▶ Your task
Among the lines below, count those containing the word "description". Give the number only.

◇ ◇ ◇

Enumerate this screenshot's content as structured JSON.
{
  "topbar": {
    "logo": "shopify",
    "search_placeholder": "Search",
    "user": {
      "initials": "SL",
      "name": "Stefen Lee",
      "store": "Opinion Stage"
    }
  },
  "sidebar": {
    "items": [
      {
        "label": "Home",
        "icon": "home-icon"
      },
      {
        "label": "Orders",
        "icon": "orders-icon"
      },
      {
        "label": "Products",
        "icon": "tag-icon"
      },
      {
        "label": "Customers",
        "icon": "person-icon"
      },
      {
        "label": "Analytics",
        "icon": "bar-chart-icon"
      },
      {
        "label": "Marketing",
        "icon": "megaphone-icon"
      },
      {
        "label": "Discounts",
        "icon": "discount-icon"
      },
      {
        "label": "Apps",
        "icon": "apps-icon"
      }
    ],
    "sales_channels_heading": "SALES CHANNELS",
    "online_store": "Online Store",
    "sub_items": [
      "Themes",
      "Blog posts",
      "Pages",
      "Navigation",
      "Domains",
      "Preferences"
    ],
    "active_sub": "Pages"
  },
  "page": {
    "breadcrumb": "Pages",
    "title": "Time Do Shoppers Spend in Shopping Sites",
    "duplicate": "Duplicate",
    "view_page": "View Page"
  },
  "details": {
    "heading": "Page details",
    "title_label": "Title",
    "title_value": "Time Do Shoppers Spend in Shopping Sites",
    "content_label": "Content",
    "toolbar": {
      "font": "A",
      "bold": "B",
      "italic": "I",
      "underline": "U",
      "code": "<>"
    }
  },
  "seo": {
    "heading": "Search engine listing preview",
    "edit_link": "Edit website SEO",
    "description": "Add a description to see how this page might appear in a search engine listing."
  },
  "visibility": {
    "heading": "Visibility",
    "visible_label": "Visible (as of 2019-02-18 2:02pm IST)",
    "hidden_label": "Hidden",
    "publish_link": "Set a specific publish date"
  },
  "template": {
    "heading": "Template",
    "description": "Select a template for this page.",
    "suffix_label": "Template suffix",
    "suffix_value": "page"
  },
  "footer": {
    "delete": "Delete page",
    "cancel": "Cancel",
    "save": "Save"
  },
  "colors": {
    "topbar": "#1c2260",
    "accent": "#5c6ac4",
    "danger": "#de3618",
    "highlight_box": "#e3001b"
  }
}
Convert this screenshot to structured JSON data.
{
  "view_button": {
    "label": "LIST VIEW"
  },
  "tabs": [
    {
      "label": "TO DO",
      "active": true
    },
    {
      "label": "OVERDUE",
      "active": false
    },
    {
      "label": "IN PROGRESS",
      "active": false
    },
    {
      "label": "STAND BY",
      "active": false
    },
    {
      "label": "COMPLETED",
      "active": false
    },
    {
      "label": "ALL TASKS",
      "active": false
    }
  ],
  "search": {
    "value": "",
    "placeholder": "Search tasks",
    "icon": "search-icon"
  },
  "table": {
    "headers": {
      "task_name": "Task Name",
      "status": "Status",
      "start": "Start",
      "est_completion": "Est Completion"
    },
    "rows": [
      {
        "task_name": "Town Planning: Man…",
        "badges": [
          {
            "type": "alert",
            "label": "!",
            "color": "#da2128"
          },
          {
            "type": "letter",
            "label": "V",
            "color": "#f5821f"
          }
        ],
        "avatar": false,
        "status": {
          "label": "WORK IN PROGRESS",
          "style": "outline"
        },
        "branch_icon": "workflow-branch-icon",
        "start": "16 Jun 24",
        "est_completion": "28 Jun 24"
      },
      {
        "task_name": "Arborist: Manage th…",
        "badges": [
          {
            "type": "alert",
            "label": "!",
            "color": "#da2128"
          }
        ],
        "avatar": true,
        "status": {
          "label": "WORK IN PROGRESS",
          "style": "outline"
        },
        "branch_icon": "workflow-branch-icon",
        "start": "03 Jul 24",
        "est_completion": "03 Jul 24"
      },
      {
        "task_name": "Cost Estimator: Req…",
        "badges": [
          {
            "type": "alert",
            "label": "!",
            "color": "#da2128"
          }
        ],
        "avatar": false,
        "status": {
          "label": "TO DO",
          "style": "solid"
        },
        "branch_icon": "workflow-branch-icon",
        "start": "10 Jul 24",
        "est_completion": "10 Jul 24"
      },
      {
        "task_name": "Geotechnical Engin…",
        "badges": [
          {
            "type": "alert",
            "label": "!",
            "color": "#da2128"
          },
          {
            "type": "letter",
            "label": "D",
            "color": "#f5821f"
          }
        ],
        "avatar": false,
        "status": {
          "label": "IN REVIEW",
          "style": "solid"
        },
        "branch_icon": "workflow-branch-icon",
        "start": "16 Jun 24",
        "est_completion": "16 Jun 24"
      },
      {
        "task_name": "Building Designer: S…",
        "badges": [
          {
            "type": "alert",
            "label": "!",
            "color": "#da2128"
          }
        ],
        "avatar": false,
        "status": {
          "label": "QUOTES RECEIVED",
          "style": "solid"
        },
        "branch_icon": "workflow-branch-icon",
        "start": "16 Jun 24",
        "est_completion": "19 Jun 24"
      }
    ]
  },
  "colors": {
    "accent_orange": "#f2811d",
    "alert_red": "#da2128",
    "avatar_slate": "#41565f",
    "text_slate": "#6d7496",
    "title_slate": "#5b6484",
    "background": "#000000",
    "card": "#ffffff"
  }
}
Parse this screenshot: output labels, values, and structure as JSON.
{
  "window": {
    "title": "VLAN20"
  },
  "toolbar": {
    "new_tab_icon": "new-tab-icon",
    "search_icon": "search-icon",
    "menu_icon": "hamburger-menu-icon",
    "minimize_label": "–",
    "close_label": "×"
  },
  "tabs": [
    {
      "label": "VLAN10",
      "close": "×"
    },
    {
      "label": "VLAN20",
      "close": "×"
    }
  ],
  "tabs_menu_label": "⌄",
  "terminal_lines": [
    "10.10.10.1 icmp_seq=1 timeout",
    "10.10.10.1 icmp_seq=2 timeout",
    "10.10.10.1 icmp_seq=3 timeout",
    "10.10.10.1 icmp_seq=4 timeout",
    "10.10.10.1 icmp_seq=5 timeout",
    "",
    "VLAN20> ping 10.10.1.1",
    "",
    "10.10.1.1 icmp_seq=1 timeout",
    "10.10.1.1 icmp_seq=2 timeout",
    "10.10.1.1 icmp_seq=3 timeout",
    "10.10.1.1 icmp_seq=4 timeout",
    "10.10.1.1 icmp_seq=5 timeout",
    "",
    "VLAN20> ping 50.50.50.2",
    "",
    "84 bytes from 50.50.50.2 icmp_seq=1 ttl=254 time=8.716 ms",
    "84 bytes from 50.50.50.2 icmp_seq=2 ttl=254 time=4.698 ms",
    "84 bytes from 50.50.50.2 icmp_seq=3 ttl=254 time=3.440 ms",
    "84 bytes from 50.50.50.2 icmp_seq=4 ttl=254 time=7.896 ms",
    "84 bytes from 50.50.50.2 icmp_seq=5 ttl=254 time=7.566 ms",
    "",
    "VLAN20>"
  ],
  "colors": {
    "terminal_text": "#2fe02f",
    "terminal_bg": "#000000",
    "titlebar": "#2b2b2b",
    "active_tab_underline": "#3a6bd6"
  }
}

◇ ◇ ◇

▶ Result of this exercise
2